Task statement:
Copy out every line of the data exactly.
BEGIN Recorded information
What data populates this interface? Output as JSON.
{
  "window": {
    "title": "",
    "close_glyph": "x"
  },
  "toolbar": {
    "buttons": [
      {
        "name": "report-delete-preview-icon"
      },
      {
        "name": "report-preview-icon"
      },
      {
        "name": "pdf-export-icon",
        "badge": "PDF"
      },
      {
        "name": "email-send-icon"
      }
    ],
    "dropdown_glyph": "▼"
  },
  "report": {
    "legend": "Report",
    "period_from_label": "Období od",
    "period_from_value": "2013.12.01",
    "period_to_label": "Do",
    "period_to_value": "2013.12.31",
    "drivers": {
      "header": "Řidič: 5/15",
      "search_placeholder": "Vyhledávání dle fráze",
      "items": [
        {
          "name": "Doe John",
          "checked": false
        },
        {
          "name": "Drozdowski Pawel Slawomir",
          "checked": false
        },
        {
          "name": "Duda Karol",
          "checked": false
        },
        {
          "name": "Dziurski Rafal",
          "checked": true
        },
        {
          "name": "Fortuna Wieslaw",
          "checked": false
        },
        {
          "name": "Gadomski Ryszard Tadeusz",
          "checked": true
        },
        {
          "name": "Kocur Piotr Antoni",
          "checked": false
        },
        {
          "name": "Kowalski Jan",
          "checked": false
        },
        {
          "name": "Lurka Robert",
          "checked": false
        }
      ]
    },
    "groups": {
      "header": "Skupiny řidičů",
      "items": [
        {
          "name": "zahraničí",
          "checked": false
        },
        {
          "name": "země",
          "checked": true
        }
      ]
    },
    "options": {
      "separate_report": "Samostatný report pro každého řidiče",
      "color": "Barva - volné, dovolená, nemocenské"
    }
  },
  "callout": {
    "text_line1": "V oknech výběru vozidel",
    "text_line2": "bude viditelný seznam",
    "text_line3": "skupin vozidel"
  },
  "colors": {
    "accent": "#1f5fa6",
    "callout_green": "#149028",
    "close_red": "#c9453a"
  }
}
END Recorded information
Output:
What data populates this interface? Output as JSON.
{
  "window": {
    "title": "",
    "close_glyph": "x"
  },
  "toolbar": {
    "buttons": [
      {
        "name": "report-delete-preview-icon"
      },
      {
        "name": "report-preview-icon"
      },
      {
        "name": "pdf-export-icon",
        "badge": "PDF"
      },
      {
        "name": "email-send-icon"
      }
    ],
    "dropdown_glyph": "▼"
  },
  "report": {
    "legend": "Report",
    "period_from_label": "Období od",
    "period_from_value": "2013.12.01",
    "period_to_label": "Do",
    "period_to_value": "2013.12.31",
    "drivers": {
      "header": "Řidič: 5/15",
      "search_placeholder": "Vyhledávání dle fráze",
      "items": [
        {
          "name": "Doe John",
          "checked": false
        },
        {
          "name": "Drozdowski Pawel Slawomir",
          "checked": false
        },
        {
          "name": "Duda Karol",
          "checked": false
        },
        {
          "name": "Dziurski Rafal",
          "checked": true
        },
        {
          "name": "Fortuna Wieslaw",
          "checked": false
        },
        {
          "name": "Gadomski Ryszard Tadeusz",
          "checked": true
        },
        {
          "name": "Kocur Piotr Antoni",
          "checked": false
        },
        {
          "name": "Kowalski Jan",
          "checked": false
        },
        {
          "name": "Lurka Robert",
          "checked": false
        }
      ]
    },
    "groups": {
      "header": "Skupiny řidičů",
      "items": [
        {
          "name": "zahraničí",
          "checked": false
        },
        {
          "name": "země",
          "checked": true
        }
      ]
    },
    "options": {
      "separate_report": "Samostatný report pro každého řidiče",
      "color": "Barva - volné, dovolená, nemocenské"
    }
  },
  "callout": {
    "text_line1": "V oknech výběru vozidel",
    "text_line2": "bude viditelný seznam",
    "text_line3": "skupin vozidel"
  },
  "colors": {
    "accent": "#1f5fa6",
    "callout_green": "#149028",
    "close_red": "#c9453a"
  }
}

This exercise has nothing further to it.